===== Dataset content

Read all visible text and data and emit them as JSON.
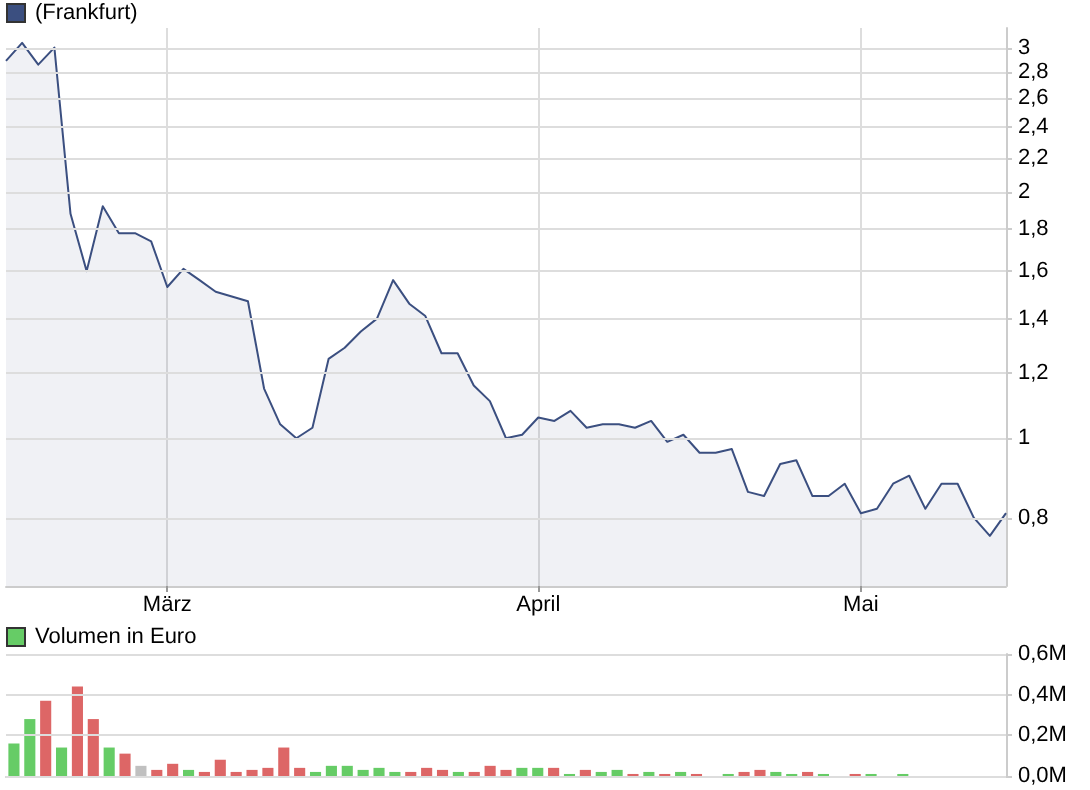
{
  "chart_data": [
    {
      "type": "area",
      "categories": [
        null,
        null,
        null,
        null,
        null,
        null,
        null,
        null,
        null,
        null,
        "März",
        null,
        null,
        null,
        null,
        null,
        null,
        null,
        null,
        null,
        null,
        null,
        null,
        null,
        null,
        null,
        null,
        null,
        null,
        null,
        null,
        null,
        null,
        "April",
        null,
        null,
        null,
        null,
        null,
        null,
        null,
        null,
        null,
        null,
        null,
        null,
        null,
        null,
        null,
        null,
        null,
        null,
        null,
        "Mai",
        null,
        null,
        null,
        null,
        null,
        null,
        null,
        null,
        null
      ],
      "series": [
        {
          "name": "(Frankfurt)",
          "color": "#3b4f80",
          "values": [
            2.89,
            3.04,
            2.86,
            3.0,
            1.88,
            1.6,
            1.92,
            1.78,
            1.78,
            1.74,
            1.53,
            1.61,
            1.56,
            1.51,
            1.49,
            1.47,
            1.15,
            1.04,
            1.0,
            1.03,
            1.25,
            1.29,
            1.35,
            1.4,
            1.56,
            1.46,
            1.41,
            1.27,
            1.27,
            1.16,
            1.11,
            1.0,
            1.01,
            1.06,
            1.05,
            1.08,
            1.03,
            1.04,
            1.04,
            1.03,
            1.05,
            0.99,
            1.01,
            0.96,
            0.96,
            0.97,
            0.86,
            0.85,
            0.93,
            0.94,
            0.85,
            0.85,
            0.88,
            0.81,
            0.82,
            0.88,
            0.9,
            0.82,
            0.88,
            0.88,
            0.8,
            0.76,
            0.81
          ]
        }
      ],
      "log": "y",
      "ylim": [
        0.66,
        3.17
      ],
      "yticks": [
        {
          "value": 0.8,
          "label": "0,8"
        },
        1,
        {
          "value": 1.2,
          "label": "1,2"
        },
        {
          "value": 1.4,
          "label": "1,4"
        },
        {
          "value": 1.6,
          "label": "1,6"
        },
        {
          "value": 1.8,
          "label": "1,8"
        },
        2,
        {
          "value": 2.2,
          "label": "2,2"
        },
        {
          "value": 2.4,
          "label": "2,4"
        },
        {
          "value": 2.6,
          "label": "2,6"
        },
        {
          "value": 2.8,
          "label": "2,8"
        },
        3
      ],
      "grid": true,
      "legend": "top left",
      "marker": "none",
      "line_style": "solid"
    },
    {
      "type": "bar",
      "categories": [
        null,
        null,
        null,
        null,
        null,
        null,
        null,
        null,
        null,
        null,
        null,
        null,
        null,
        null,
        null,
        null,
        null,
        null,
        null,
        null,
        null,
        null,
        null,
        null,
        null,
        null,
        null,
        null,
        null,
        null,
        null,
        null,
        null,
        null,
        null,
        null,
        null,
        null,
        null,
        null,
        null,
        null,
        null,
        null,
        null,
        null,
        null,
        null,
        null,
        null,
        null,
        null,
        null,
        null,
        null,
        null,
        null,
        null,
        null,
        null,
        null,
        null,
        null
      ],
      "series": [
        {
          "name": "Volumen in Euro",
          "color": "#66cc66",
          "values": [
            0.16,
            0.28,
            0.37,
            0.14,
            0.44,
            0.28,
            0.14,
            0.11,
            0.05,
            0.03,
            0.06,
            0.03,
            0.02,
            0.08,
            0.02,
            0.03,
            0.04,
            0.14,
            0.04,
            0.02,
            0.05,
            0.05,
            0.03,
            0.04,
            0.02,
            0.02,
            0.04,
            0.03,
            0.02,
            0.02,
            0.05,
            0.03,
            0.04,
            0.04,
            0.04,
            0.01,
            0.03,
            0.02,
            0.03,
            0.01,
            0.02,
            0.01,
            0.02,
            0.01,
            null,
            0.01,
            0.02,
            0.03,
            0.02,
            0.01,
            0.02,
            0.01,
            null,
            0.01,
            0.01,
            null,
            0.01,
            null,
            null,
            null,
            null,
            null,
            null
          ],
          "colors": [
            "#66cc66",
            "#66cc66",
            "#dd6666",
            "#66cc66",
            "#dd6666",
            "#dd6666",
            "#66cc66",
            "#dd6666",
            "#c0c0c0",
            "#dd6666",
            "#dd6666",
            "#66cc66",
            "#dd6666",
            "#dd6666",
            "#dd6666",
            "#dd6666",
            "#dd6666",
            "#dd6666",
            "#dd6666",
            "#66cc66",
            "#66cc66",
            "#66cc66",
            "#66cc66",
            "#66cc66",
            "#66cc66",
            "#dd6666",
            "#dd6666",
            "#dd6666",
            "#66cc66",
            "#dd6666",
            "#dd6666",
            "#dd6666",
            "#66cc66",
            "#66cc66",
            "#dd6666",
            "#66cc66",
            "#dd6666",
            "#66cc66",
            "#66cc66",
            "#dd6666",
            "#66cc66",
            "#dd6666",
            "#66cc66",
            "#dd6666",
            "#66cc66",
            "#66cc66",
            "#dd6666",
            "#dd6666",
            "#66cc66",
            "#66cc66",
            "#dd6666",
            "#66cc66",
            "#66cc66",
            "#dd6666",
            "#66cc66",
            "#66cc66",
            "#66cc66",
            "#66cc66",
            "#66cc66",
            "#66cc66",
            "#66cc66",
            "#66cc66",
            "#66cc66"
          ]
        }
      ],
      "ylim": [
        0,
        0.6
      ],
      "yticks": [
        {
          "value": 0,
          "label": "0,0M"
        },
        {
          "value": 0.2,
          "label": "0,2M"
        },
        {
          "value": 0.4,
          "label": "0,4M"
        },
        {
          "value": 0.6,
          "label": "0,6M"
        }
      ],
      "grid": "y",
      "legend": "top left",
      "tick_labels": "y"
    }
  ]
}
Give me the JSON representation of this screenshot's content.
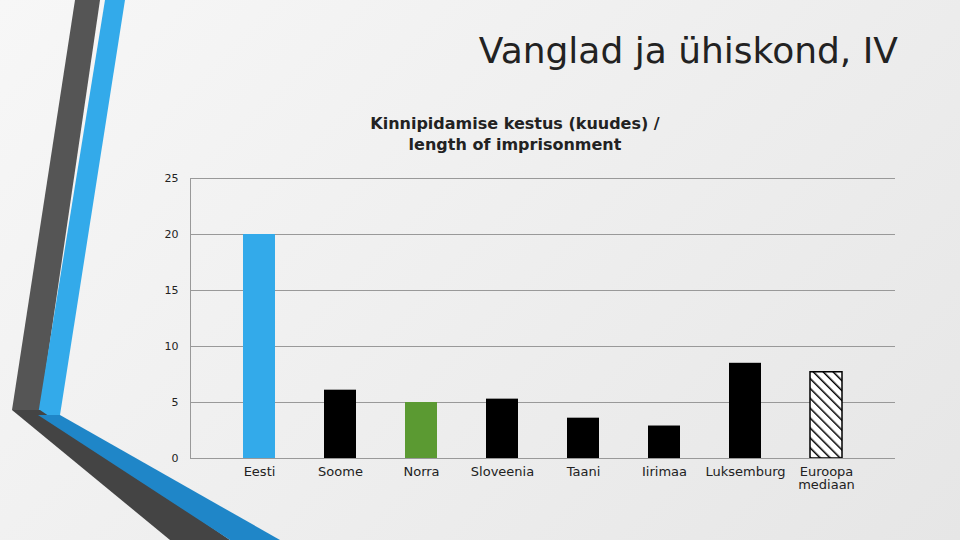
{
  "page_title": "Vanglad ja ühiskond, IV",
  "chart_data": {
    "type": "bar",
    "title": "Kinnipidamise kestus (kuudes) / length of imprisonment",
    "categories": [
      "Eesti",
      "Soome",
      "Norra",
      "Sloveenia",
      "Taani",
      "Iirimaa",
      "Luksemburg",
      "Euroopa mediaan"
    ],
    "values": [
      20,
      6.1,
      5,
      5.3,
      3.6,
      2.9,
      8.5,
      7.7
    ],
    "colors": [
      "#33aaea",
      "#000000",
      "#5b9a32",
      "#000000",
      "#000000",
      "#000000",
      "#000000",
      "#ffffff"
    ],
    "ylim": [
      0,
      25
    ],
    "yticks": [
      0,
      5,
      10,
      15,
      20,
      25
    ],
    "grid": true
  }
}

==========

» **Exercise requirements**
Using the listing above, return all lines where the word "JSON" occurs.

» **Response**
Read all visible text and data and emit them as JSON.
Give me the JSON representation of this screenshot's content.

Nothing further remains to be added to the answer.